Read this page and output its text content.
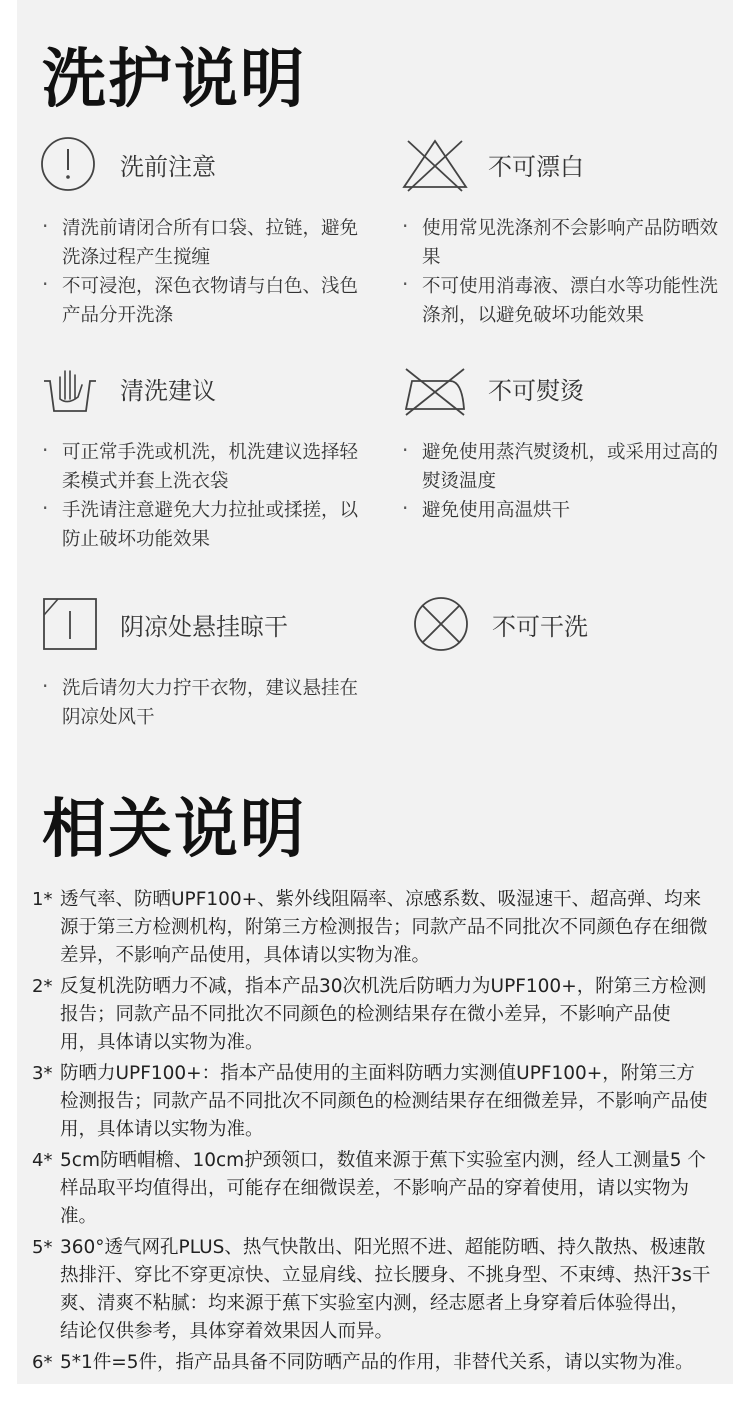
洗护说明
洗前注意
· 清洗前请闭合所有口袋、拉链，避免洗涤过程产生搅缠
· 不可浸泡，深色衣物请与白色、浅色产品分开洗涤
不可漂白
· 使用常见洗涤剂不会影响产品防晒效果
· 不可使用消毒液、漂白水等功能性洗涤剂，以避免破坏功能效果
清洗建议
· 可正常手洗或机洗，机洗建议选择轻柔模式并套上洗衣袋
· 手洗请注意避免大力拉扯或揉搓，以防止破坏功能效果
不可熨烫
· 避免使用蒸汽熨烫机，或采用过高的熨烫温度
· 避免使用高温烘干
阴凉处悬挂晾干
· 洗后请勿大力拧干衣物，建议悬挂在阴凉处风干
不可干洗
相关说明
1* 透气率、防晒UPF100+、紫外线阻隔率、凉感系数、吸湿速干、超高弹、均来源于第三方检测机构，附第三方检测报告；同款产品不同批次不同颜色存在细微差异，不影响产品使用，具体请以实物为准。
2* 反复机洗防晒力不减，指本产品30次机洗后防晒力为UPF100+，附第三方检测报告；同款产品不同批次不同颜色的检测结果存在微小差异，不影响产品使 用，具体请以实物为准。
3* 防晒力UPF100+：指本产品使用的主面料防晒力实测值UPF100+，附第三方检测报告；同款产品不同批次不同颜色的检测结果存在细微差异，不影响产品使用，具体请以实物为准。
4* 5cm防晒帽檐、10cm护颈领口，数值来源于蕉下实验室内测，经人工测量5 个样品取平均值得出，可能存在细微误差，不影响产品的穿着使用，请以实物为准。
5* 360°透气网孔PLUS、热气快散出、阳光照不进、超能防晒、持久散热、极速散热排汗、穿比不穿更凉快、立显肩线、拉长腰身、不挑身型、不束缚、热汗3s干爽、清爽不粘腻：均来源于蕉下实验室内测，经志愿者上身穿着后体验得出， 结论仅供参考，具体穿着效果因人而异。
6* 5*1件=5件，指产品具备不同防晒产品的作用，非替代关系，请以实物为准。
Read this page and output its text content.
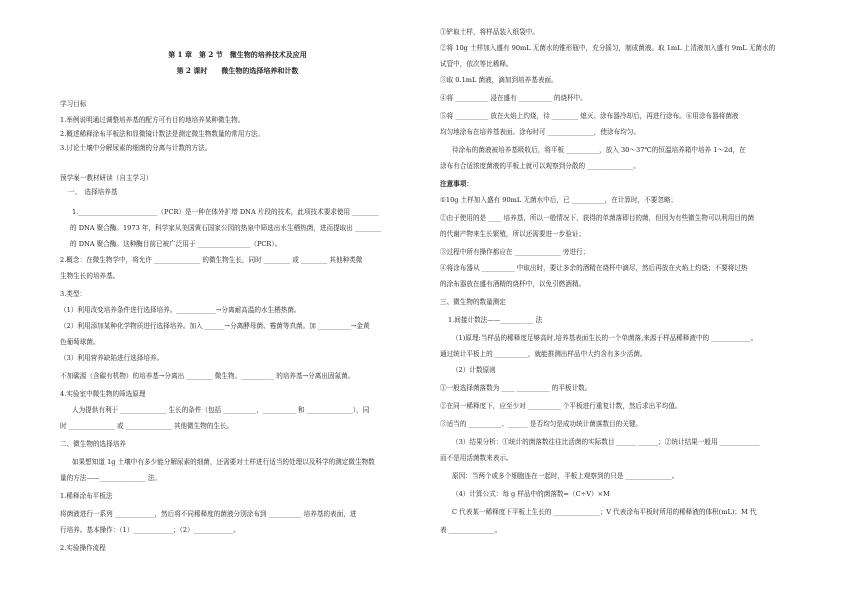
第 1 章　第 2 节　微生物的培养技术及应用
第 2 课时　　微生物的选择培养和计数
学习目标
1.举例说明通过调整培养基的配方可有目的地培养某种微生物。
2.概述稀释涂布平板法和显微镜计数法是测定微生物数量的常用方法。
3.讨论土壤中分解尿素的细菌的分离与计数的方法。
预学案一教材研读（自主学习）
一、　选择培养基
1.________________________（PCR）是一种在体外扩增 DNA 片段的技术，此项技术要求使用 ________
的 DNA 聚合酶。1973 年，科学家从美国黄石国家公园的热泉中筛选出水生栖热菌，进而提取出 ________
的 DNA 聚合酶。这种酶目前已被广泛用于 ________________（PCR）。
2.概念：在微生物学中，将允许 ______________ 的微生物生长，同时 ________ 或 ________ 其他种类微
生物生长的培养基。
3.类型：
（1）利用改变培养条件进行选择培养。____________→分离耐高温的水生栖热菌。
（2）利用添加某种化学物质进行选择培养。加入 ______→分离酵母菌、霉菌等真菌。加 __________→金黄
色葡萄球菌。
（3）利用营养缺陷进行选择培养。
不加碳源（含碳有机物）的培养基→分离出 ________ 微生物。__________ 的培养基→分离出固氮菌。
4.实验室中微生物的筛选原理
人为提供有利于 ______________ 生长的条件（包括 __________，__________ 和 ______________），同
时 ______________ 或 ______________ 其他微生物的生长。
二、微生物的选择培养
如果想知道 1g 土壤中有多少能分解尿素的细菌，还需要对土样进行适当的处理以及科学的测定微生物数
量的方法——______________ 法。
1.稀释涂布平板法
将菌液进行一系列 ____________，然后将不同稀释度的菌液分别涂布到 __________ 培养基的表面，进
行培养。基本操作：（1）____________；（2）____________。
2.实验操作流程
①铲取土样，将样品装入纸袋中。
②将 10g 土样加入盛有 90mL 无菌水的锥形瓶中，充分摇匀，制成菌液。取 1mL 上清液加入盛有 9mL 无菌水的
试管中，依次等比稀释。
③取 0.1mL 菌液，滴加到培养基表面。
④将 __________ 浸在盛有 __________ 的烧杯中。
⑤将 __________ 放在火焰上灼烧，待 ________ 熄灭、涂布器冷却后，再进行涂布。⑥用涂布器将菌液
均匀地涂布在培养基表面。涂布时可 ______________，使涂布均匀。
待涂布的菌液被培养基吸收后，将平板 __________，放入 30～37℃的恒温培养箱中培养 1～2d，在
涂布有合适浓度菌液的平板上就可以观察到分散的 ______________。
注意事项：
①10g 土样加入盛有 90mL 无菌水中后，已 __________，在计算时，不要忽略；
②由于使用的是 ____ 培养基，所以一般情况下，获得的单菌落即目的菌，但因为有些微生物可以利用目的菌
的代谢产物来生长繁殖，所以还需要进一步验证；
③过程中所有操作都应在 ______________ 旁进行；
④将涂布器从 __________ 中取出时，要让多余的酒精在烧杯中滴尽，然后再放在火焰上灼烧；不要将过热
的涂布器放在盛有酒精的烧杯中，以免引燃酒精。
三、微生物的数量测定
1.间接计数法——__________ 法
（1)原理:当样品的稀释度足够高时,培养基表面生长的一个单菌落,来源于样品稀释液中的 ____________。
通过统计平板上的 __________，就能推测出样品中大约含有多少活菌。
（2）计数原则
①一般选择菌落数为 ____ __________ 的平板计数。
②在同一稀释度下，应至少对 __________ 个平板进行重复计数，然后求出平均值。
③适当的 __________、______ 是否均匀是成功统计菌落数目的关键。
（3）结果分析：①统计的菌落数往往比活菌的实际数目 ______ ______；②统计结果一般用 ____________
而不是用活菌数来表示。
原因：当两个或多个细胞连在一起时，平板上观察到的只是 ______________。
（4）计算公式：每 g 样品中的菌落数=（C÷V）×M
C 代表某一稀释度下平板上生长的 ______________；V 代表涂布平板时所用的稀释液的体积(mL)；M 代
表 ______________。
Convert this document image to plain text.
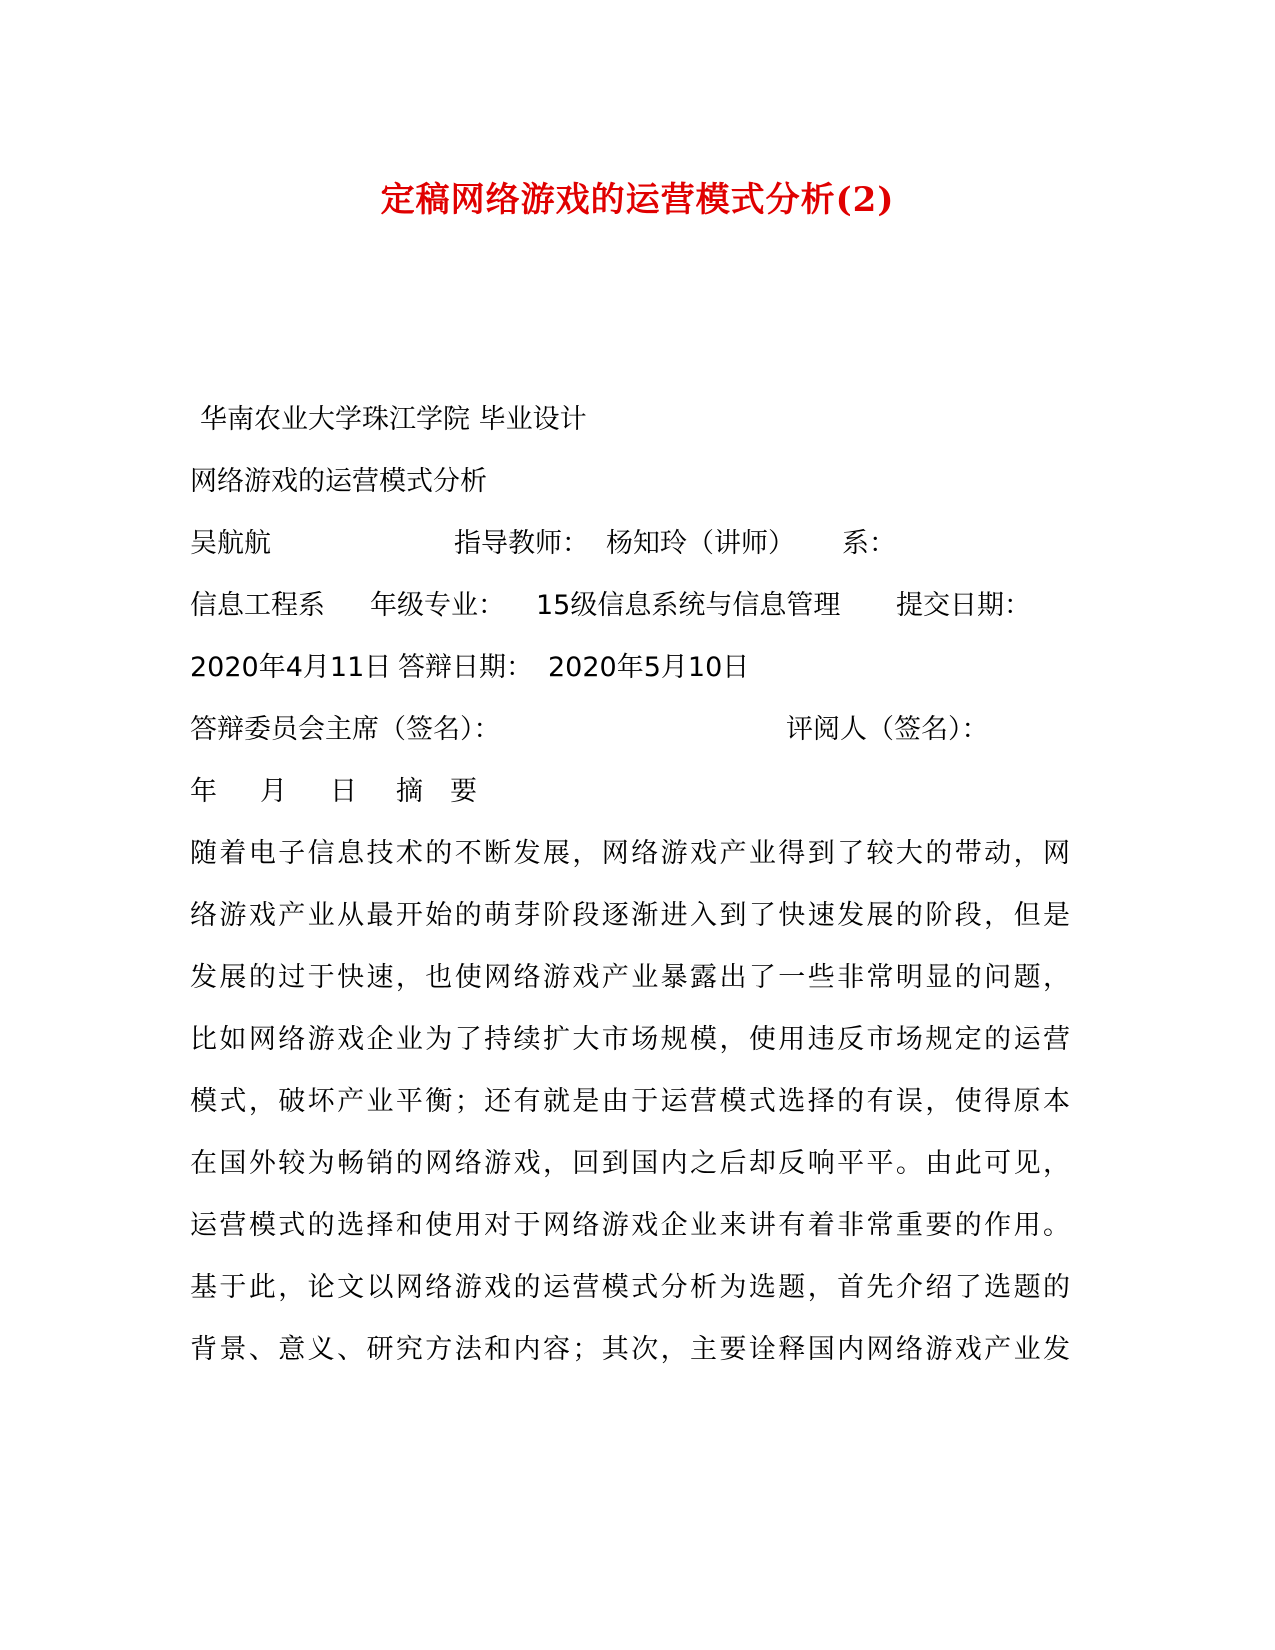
定稿网络游戏的运营模式分析(2)
华南农业大学珠江学院 毕业设计
网络游戏的运营模式分析
吴航航	指导教师： 杨知玲（讲师） 系：
信息工程系 年级专业： 15级信息系统与信息管理 提交日期：
2020年4月11日 答辩日期： 2020年5月10日
答辩委员会主席（签名）：	评阅人（签名）：
年 月 日 摘　要
随着电子信息技术的不断发展，网络游戏产业得到了较大的带动，网
络游戏产业从最开始的萌芽阶段逐渐进入到了快速发展的阶段，但是
发展的过于快速，也使网络游戏产业暴露出了一些非常明显的问题，
比如网络游戏企业为了持续扩大市场规模，使用违反市场规定的运营
模式，破坏产业平衡；还有就是由于运营模式选择的有误，使得原本
在国外较为畅销的网络游戏，回到国内之后却反响平平。由此可见，
运营模式的选择和使用对于网络游戏企业来讲有着非常重要的作用。
基于此，论文以网络游戏的运营模式分析为选题，首先介绍了选题的
背景、意义、研究方法和内容；其次，主要诠释国内网络游戏产业发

• Task: Quote the entries in full. Any image among them is to be omitted from the copy.

• Written solution:
Read this page and output its text content.
洗护说明
洗前注意
· 清洗前请闭合所有口袋、拉链，避免洗涤过程产生搅缠
· 不可浸泡，深色衣物请与白色、浅色产品分开洗涤
不可漂白
· 使用常见洗涤剂不会影响产品防晒效果
· 不可使用消毒液、漂白水等功能性洗涤剂，以避免破坏功能效果
清洗建议
· 可正常手洗或机洗，机洗建议选择轻柔模式并套上洗衣袋
· 手洗请注意避免大力拉扯或揉搓，以防止破坏功能效果
不可熨烫
· 避免使用蒸汽熨烫机，或采用过高的熨烫温度
· 避免使用高温烘干
阴凉处悬挂晾干
· 洗后请勿大力拧干衣物，建议悬挂在阴凉处风干
不可干洗
相关说明
1* 透气率、防晒UPF100+、紫外线阻隔率、凉感系数、吸湿速干、超高弹、均来源于第三方检测机构，附第三方检测报告；同款产品不同批次不同颜色存在细微差异，不影响产品使用，具体请以实物为准。
2* 反复机洗防晒力不减，指本产品30次机洗后防晒力为UPF100+，附第三方检测报告；同款产品不同批次不同颜色的检测结果存在微小差异，不影响产品使 用，具体请以实物为准。
3* 防晒力UPF100+：指本产品使用的主面料防晒力实测值UPF100+，附第三方检测报告；同款产品不同批次不同颜色的检测结果存在细微差异，不影响产品使用，具体请以实物为准。
4* 5cm防晒帽檐、10cm护颈领口，数值来源于蕉下实验室内测，经人工测量5 个样品取平均值得出，可能存在细微误差，不影响产品的穿着使用，请以实物为准。
5* 360°透气网孔PLUS、热气快散出、阳光照不进、超能防晒、持久散热、极速散热排汗、穿比不穿更凉快、立显肩线、拉长腰身、不挑身型、不束缚、热汗3s干爽、清爽不粘腻：均来源于蕉下实验室内测，经志愿者上身穿着后体验得出， 结论仅供参考，具体穿着效果因人而异。
6* 5*1件=5件，指产品具备不同防晒产品的作用，非替代关系，请以实物为准。
Read this page and output its text content.
第 1 章　第 2 节　微生物的培养技术及应用
第 2 课时　　微生物的选择培养和计数
学习目标
1.举例说明通过调整培养基的配方可有目的地培养某种微生物。
2.概述稀释涂布平板法和显微镜计数法是测定微生物数量的常用方法。
3.讨论土壤中分解尿素的细菌的分离与计数的方法。
预学案一教材研读（自主学习）
一、　选择培养基
1.________________________（PCR）是一种在体外扩增 DNA 片段的技术，此项技术要求使用 ________
的 DNA 聚合酶。1973 年，科学家从美国黄石国家公园的热泉中筛选出水生栖热菌，进而提取出 ________
的 DNA 聚合酶。这种酶目前已被广泛用于 ________________（PCR）。
2.概念：在微生物学中，将允许 ______________ 的微生物生长，同时 ________ 或 ________ 其他种类微
生物生长的培养基。
3.类型：
（1）利用改变培养条件进行选择培养。____________→分离耐高温的水生栖热菌。
（2）利用添加某种化学物质进行选择培养。加入 ______→分离酵母菌、霉菌等真菌。加 __________→金黄
色葡萄球菌。
（3）利用营养缺陷进行选择培养。
不加碳源（含碳有机物）的培养基→分离出 ________ 微生物。__________ 的培养基→分离出固氮菌。
4.实验室中微生物的筛选原理
人为提供有利于 ______________ 生长的条件（包括 __________，__________ 和 ______________），同
时 ______________ 或 ______________ 其他微生物的生长。
二、微生物的选择培养
如果想知道 1g 土壤中有多少能分解尿素的细菌，还需要对土样进行适当的处理以及科学的测定微生物数
量的方法——______________ 法。
1.稀释涂布平板法
将菌液进行一系列 ____________，然后将不同稀释度的菌液分别涂布到 __________ 培养基的表面，进
行培养。基本操作：（1）____________；（2）____________。
2.实验操作流程
①铲取土样，将样品装入纸袋中。
②将 10g 土样加入盛有 90mL 无菌水的锥形瓶中，充分摇匀，制成菌液。取 1mL 上清液加入盛有 9mL 无菌水的
试管中，依次等比稀释。
③取 0.1mL 菌液，滴加到培养基表面。
④将 __________ 浸在盛有 __________ 的烧杯中。
⑤将 __________ 放在火焰上灼烧，待 ________ 熄灭、涂布器冷却后，再进行涂布。⑥用涂布器将菌液
均匀地涂布在培养基表面。涂布时可 ______________，使涂布均匀。
待涂布的菌液被培养基吸收后，将平板 __________，放入 30～37℃的恒温培养箱中培养 1～2d，在
涂布有合适浓度菌液的平板上就可以观察到分散的 ______________。
注意事项：
①10g 土样加入盛有 90mL 无菌水中后，已 __________，在计算时，不要忽略；
②由于使用的是 ____ 培养基，所以一般情况下，获得的单菌落即目的菌，但因为有些微生物可以利用目的菌
的代谢产物来生长繁殖，所以还需要进一步验证；
③过程中所有操作都应在 ______________ 旁进行；
④将涂布器从 __________ 中取出时，要让多余的酒精在烧杯中滴尽，然后再放在火焰上灼烧；不要将过热
的涂布器放在盛有酒精的烧杯中，以免引燃酒精。
三、微生物的数量测定
1.间接计数法——__________ 法
（1)原理:当样品的稀释度足够高时,培养基表面生长的一个单菌落,来源于样品稀释液中的 ____________。
通过统计平板上的 __________，就能推测出样品中大约含有多少活菌。
（2）计数原则
①一般选择菌落数为 ____ __________ 的平板计数。
②在同一稀释度下，应至少对 __________ 个平板进行重复计数，然后求出平均值。
③适当的 __________、______ 是否均匀是成功统计菌落数目的关键。
（3）结果分析：①统计的菌落数往往比活菌的实际数目 ______ ______；②统计结果一般用 ____________
而不是用活菌数来表示。
原因：当两个或多个细胞连在一起时，平板上观察到的只是 ______________。
（4）计算公式：每 g 样品中的菌落数=（C÷V）×M
C 代表某一稀释度下平板上生长的 ______________；V 代表涂布平板时所用的稀释液的体积(mL)；M 代
表 ______________。
Convert this document image to plain text.
定稿网络游戏的运营模式分析(2)
华南农业大学珠江学院 毕业设计
网络游戏的运营模式分析
吴航航	指导教师： 杨知玲（讲师） 系：
信息工程系 年级专业： 15级信息系统与信息管理 提交日期：
2020年4月11日 答辩日期： 2020年5月10日
答辩委员会主席（签名）：	评阅人（签名）：
年 月 日 摘　要
随着电子信息技术的不断发展，网络游戏产业得到了较大的带动，网
络游戏产业从最开始的萌芽阶段逐渐进入到了快速发展的阶段，但是
发展的过于快速，也使网络游戏产业暴露出了一些非常明显的问题，
比如网络游戏企业为了持续扩大市场规模，使用违反市场规定的运营
模式，破坏产业平衡；还有就是由于运营模式选择的有误，使得原本
在国外较为畅销的网络游戏，回到国内之后却反响平平。由此可见，
运营模式的选择和使用对于网络游戏企业来讲有着非常重要的作用。
基于此，论文以网络游戏的运营模式分析为选题，首先介绍了选题的
背景、意义、研究方法和内容；其次，主要诠释国内网络游戏产业发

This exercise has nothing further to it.